**Problem to work on**
Pull out each line of the data that includes the word "المسجد".

(A run of records)
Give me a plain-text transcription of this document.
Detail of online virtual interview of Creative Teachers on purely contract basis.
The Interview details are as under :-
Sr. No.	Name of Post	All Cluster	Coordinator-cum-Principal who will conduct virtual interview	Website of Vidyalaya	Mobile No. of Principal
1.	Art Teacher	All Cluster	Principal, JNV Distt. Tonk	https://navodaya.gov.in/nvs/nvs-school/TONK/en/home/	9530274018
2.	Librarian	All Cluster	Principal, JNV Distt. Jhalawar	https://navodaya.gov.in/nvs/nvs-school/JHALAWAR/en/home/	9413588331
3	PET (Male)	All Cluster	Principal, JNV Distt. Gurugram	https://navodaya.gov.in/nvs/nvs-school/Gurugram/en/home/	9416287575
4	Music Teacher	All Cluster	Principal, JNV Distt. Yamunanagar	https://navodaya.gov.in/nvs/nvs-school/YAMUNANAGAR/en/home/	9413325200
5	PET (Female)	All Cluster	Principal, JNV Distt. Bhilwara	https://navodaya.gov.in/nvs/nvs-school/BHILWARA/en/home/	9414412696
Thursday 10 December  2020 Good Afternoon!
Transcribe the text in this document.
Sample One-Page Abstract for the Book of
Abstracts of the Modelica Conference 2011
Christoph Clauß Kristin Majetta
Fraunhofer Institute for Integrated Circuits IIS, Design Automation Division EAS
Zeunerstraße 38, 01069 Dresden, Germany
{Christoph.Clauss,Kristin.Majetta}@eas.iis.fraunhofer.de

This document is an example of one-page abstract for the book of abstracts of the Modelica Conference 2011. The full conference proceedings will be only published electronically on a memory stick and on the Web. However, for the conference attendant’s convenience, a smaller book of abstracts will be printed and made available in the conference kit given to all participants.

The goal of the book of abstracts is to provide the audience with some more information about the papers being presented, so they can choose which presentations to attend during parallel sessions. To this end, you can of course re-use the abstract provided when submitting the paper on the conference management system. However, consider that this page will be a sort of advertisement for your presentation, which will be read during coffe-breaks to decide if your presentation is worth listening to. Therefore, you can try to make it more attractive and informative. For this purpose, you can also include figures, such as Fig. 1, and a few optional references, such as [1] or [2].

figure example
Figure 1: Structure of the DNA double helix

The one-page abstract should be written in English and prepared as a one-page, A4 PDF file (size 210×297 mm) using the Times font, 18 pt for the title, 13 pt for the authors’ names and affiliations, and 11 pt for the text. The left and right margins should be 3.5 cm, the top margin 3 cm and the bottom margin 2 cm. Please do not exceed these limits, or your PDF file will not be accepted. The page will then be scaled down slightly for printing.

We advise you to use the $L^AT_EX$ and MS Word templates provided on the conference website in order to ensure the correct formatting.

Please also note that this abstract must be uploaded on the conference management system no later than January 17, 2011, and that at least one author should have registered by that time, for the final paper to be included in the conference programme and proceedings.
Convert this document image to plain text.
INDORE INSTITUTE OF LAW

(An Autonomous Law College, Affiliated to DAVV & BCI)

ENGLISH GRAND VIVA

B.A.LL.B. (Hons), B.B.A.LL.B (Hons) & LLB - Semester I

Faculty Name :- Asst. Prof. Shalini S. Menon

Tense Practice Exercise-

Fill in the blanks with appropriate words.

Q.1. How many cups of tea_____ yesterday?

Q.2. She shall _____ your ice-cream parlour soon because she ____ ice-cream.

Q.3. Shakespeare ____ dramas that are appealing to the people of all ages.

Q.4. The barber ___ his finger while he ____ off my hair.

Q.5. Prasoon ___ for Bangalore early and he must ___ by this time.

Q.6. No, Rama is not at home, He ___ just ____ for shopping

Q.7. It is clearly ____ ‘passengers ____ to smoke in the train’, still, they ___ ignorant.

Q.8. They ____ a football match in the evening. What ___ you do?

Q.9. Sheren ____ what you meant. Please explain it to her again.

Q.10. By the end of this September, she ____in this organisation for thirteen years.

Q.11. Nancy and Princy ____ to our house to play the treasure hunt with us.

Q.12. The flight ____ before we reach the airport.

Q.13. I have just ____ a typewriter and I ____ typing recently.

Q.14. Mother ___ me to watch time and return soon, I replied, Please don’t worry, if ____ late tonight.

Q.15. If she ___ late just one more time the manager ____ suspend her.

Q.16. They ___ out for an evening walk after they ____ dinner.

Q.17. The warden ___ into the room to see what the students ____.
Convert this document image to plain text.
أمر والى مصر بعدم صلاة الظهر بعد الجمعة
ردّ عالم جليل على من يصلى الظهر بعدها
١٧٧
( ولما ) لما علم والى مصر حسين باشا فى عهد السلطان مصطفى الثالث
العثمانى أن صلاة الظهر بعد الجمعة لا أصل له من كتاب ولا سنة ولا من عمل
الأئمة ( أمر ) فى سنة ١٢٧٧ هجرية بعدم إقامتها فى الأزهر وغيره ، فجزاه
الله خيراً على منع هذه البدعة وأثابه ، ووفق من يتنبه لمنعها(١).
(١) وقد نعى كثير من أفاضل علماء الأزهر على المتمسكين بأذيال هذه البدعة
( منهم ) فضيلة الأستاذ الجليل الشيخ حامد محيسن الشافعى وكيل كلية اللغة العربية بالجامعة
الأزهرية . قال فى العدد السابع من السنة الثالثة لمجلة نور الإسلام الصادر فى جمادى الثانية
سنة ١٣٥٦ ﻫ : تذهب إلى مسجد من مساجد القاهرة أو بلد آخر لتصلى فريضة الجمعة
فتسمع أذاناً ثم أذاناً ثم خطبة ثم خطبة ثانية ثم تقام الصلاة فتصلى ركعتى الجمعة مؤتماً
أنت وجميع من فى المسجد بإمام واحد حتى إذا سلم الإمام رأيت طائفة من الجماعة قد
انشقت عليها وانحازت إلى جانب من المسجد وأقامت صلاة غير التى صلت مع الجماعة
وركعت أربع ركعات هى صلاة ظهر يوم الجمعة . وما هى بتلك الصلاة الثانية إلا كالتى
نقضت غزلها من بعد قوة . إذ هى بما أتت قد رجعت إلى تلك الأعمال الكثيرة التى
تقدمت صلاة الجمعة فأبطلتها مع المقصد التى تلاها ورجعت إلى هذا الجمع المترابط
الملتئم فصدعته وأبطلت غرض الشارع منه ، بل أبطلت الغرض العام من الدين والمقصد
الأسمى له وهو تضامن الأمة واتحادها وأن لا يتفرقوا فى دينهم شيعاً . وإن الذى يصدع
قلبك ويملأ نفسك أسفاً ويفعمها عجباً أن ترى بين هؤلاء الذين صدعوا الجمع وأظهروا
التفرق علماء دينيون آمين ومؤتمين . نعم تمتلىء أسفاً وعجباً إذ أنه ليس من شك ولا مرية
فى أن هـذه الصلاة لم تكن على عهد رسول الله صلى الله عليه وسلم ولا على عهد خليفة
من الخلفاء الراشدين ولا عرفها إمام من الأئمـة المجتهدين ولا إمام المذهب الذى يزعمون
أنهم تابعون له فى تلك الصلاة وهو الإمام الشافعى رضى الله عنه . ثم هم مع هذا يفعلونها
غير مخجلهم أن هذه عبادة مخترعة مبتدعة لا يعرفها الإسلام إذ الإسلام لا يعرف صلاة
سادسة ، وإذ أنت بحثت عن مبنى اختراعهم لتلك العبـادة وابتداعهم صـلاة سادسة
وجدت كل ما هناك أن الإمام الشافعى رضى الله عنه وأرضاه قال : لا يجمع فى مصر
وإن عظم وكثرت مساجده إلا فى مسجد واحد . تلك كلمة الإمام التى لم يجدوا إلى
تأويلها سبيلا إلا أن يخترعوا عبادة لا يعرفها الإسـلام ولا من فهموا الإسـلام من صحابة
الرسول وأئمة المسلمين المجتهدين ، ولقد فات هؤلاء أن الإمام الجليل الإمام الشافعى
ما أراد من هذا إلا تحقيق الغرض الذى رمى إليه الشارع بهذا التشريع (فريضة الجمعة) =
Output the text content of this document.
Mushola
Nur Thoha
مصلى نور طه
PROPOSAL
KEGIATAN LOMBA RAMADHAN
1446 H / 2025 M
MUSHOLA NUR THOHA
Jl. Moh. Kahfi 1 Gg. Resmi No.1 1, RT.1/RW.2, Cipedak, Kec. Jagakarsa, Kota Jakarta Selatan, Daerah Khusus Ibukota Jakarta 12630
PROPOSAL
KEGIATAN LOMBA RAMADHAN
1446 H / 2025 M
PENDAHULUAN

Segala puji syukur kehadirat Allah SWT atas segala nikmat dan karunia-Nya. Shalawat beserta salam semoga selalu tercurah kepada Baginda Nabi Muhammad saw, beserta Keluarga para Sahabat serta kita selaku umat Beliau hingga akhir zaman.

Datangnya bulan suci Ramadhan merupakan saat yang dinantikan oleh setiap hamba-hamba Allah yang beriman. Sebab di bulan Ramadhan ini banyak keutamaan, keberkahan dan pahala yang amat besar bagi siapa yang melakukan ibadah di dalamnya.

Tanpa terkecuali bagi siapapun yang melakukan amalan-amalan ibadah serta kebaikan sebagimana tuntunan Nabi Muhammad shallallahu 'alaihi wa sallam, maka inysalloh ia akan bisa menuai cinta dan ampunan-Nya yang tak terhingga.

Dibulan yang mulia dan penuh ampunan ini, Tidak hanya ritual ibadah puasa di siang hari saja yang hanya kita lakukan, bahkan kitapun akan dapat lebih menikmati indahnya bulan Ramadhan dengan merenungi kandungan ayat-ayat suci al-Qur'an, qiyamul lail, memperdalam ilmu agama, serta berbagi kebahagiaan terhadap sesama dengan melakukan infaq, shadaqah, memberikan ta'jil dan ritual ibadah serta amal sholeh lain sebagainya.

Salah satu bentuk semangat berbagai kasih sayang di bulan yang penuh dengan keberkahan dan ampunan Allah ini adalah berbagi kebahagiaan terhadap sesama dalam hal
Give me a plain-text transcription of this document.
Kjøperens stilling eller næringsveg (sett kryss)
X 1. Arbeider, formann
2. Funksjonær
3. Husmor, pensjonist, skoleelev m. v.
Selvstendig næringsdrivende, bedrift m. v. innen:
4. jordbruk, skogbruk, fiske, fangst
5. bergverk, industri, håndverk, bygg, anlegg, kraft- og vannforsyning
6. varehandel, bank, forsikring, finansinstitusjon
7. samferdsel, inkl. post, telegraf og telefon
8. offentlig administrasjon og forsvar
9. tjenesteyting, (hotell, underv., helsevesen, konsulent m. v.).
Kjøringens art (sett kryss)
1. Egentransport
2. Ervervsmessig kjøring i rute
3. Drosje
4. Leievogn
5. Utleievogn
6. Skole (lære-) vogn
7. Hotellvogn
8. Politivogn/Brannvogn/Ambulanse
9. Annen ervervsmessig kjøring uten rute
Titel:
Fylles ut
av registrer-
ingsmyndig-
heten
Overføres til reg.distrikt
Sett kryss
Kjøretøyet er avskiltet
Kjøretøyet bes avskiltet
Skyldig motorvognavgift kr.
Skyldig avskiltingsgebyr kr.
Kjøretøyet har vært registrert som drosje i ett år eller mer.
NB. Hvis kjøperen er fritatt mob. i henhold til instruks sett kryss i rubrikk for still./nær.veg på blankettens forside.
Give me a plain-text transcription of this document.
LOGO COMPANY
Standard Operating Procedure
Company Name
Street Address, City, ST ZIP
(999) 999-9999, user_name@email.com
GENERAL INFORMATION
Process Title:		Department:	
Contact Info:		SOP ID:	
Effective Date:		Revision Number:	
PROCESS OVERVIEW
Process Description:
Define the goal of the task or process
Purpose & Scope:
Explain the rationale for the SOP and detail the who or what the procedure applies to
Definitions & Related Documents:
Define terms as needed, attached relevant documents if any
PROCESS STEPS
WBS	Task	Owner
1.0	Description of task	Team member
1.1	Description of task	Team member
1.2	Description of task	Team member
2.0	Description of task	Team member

**Answer**
أنت وجميع من فى المسجد بإمام واحد حتى إذا سلم الإمام رأيت طائفة من الجماعة قد
انشقت عليها وانحازت إلى جانب من المسجد وأقامت صلاة غير التى صلت مع الجماعة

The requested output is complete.